■ **What is being asked**:
Exactly as they appear, output all of the records. Skip any images.

>> BEGIN Stored data

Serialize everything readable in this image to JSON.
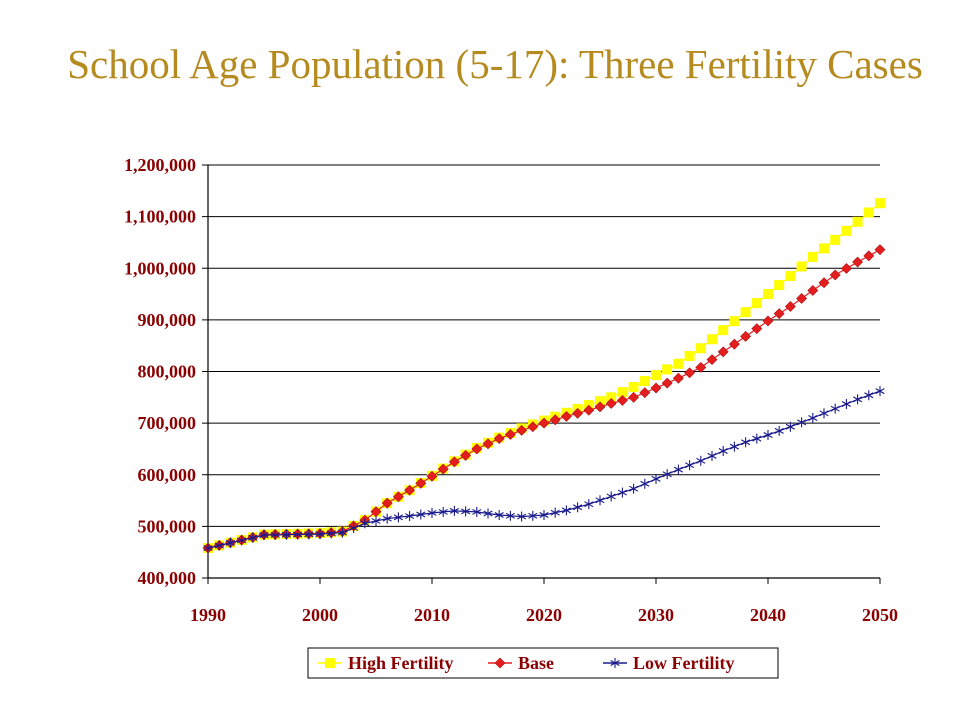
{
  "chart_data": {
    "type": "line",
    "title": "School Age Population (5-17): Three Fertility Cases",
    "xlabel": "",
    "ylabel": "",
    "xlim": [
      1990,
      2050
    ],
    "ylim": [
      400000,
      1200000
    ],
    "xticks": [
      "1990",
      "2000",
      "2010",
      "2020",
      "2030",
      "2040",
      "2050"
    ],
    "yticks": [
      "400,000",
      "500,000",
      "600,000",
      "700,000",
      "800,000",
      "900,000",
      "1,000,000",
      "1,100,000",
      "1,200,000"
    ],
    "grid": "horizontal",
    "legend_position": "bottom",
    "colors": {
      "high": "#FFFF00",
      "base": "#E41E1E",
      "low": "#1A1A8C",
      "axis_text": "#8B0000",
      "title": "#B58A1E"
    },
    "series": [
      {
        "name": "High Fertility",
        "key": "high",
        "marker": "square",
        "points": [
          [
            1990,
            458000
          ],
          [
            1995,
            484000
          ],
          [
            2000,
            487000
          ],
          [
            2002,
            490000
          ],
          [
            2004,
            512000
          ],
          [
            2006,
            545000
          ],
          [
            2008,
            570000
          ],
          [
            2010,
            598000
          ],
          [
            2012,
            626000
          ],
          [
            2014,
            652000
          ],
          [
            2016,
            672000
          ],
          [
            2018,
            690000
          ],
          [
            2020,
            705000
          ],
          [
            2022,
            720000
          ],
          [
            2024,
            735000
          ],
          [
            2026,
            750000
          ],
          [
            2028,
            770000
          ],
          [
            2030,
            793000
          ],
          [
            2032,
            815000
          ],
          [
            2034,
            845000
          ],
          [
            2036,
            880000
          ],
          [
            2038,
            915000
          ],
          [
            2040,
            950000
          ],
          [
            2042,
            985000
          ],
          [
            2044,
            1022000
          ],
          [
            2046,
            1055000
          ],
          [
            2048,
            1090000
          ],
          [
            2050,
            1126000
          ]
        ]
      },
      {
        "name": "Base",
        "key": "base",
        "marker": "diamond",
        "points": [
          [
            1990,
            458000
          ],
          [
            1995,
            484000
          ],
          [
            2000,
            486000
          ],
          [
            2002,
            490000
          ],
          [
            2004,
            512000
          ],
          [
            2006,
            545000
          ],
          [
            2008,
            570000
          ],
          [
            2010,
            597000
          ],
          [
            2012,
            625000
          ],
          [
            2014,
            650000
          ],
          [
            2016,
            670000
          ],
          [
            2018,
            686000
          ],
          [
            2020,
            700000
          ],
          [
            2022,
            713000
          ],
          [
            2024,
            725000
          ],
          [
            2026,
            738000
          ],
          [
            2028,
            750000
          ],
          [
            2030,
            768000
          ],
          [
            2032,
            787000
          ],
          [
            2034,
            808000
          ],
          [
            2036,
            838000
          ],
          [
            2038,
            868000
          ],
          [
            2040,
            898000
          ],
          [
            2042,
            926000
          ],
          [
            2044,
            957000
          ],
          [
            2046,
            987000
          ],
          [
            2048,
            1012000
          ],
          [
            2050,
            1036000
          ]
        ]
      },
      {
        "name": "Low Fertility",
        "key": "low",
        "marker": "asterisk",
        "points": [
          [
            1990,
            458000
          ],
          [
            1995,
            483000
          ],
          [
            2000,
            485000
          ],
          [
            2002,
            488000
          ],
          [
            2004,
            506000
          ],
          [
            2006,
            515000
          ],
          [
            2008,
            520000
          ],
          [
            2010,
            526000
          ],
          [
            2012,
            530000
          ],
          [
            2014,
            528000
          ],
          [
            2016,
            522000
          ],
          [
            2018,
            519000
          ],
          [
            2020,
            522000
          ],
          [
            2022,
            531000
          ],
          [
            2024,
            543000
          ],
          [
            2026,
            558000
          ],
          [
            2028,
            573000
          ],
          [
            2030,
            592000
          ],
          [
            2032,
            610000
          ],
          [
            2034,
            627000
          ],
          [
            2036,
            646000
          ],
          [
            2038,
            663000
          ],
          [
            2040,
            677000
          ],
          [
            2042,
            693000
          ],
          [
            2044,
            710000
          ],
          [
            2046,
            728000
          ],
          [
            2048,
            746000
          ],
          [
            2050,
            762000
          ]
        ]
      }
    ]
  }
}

>> END Stored data

■ **Solution to this task**:
Serialize everything readable in this image to JSON.
{
  "chart_data": {
    "type": "line",
    "title": "School Age Population (5-17): Three Fertility Cases",
    "xlabel": "",
    "ylabel": "",
    "xlim": [
      1990,
      2050
    ],
    "ylim": [
      400000,
      1200000
    ],
    "xticks": [
      "1990",
      "2000",
      "2010",
      "2020",
      "2030",
      "2040",
      "2050"
    ],
    "yticks": [
      "400,000",
      "500,000",
      "600,000",
      "700,000",
      "800,000",
      "900,000",
      "1,000,000",
      "1,100,000",
      "1,200,000"
    ],
    "grid": "horizontal",
    "legend_position": "bottom",
    "colors": {
      "high": "#FFFF00",
      "base": "#E41E1E",
      "low": "#1A1A8C",
      "axis_text": "#8B0000",
      "title": "#B58A1E"
    },
    "series": [
      {
        "name": "High Fertility",
        "key": "high",
        "marker": "square",
        "points": [
          [
            1990,
            458000
          ],
          [
            1995,
            484000
          ],
          [
            2000,
            487000
          ],
          [
            2002,
            490000
          ],
          [
            2004,
            512000
          ],
          [
            2006,
            545000
          ],
          [
            2008,
            570000
          ],
          [
            2010,
            598000
          ],
          [
            2012,
            626000
          ],
          [
            2014,
            652000
          ],
          [
            2016,
            672000
          ],
          [
            2018,
            690000
          ],
          [
            2020,
            705000
          ],
          [
            2022,
            720000
          ],
          [
            2024,
            735000
          ],
          [
            2026,
            750000
          ],
          [
            2028,
            770000
          ],
          [
            2030,
            793000
          ],
          [
            2032,
            815000
          ],
          [
            2034,
            845000
          ],
          [
            2036,
            880000
          ],
          [
            2038,
            915000
          ],
          [
            2040,
            950000
          ],
          [
            2042,
            985000
          ],
          [
            2044,
            1022000
          ],
          [
            2046,
            1055000
          ],
          [
            2048,
            1090000
          ],
          [
            2050,
            1126000
          ]
        ]
      },
      {
        "name": "Base",
        "key": "base",
        "marker": "diamond",
        "points": [
          [
            1990,
            458000
          ],
          [
            1995,
            484000
          ],
          [
            2000,
            486000
          ],
          [
            2002,
            490000
          ],
          [
            2004,
            512000
          ],
          [
            2006,
            545000
          ],
          [
            2008,
            570000
          ],
          [
            2010,
            597000
          ],
          [
            2012,
            625000
          ],
          [
            2014,
            650000
          ],
          [
            2016,
            670000
          ],
          [
            2018,
            686000
          ],
          [
            2020,
            700000
          ],
          [
            2022,
            713000
          ],
          [
            2024,
            725000
          ],
          [
            2026,
            738000
          ],
          [
            2028,
            750000
          ],
          [
            2030,
            768000
          ],
          [
            2032,
            787000
          ],
          [
            2034,
            808000
          ],
          [
            2036,
            838000
          ],
          [
            2038,
            868000
          ],
          [
            2040,
            898000
          ],
          [
            2042,
            926000
          ],
          [
            2044,
            957000
          ],
          [
            2046,
            987000
          ],
          [
            2048,
            1012000
          ],
          [
            2050,
            1036000
          ]
        ]
      },
      {
        "name": "Low Fertility",
        "key": "low",
        "marker": "asterisk",
        "points": [
          [
            1990,
            458000
          ],
          [
            1995,
            483000
          ],
          [
            2000,
            485000
          ],
          [
            2002,
            488000
          ],
          [
            2004,
            506000
          ],
          [
            2006,
            515000
          ],
          [
            2008,
            520000
          ],
          [
            2010,
            526000
          ],
          [
            2012,
            530000
          ],
          [
            2014,
            528000
          ],
          [
            2016,
            522000
          ],
          [
            2018,
            519000
          ],
          [
            2020,
            522000
          ],
          [
            2022,
            531000
          ],
          [
            2024,
            543000
          ],
          [
            2026,
            558000
          ],
          [
            2028,
            573000
          ],
          [
            2030,
            592000
          ],
          [
            2032,
            610000
          ],
          [
            2034,
            627000
          ],
          [
            2036,
            646000
          ],
          [
            2038,
            663000
          ],
          [
            2040,
            677000
          ],
          [
            2042,
            693000
          ],
          [
            2044,
            710000
          ],
          [
            2046,
            728000
          ],
          [
            2048,
            746000
          ],
          [
            2050,
            762000
          ]
        ]
      }
    ]
  }
}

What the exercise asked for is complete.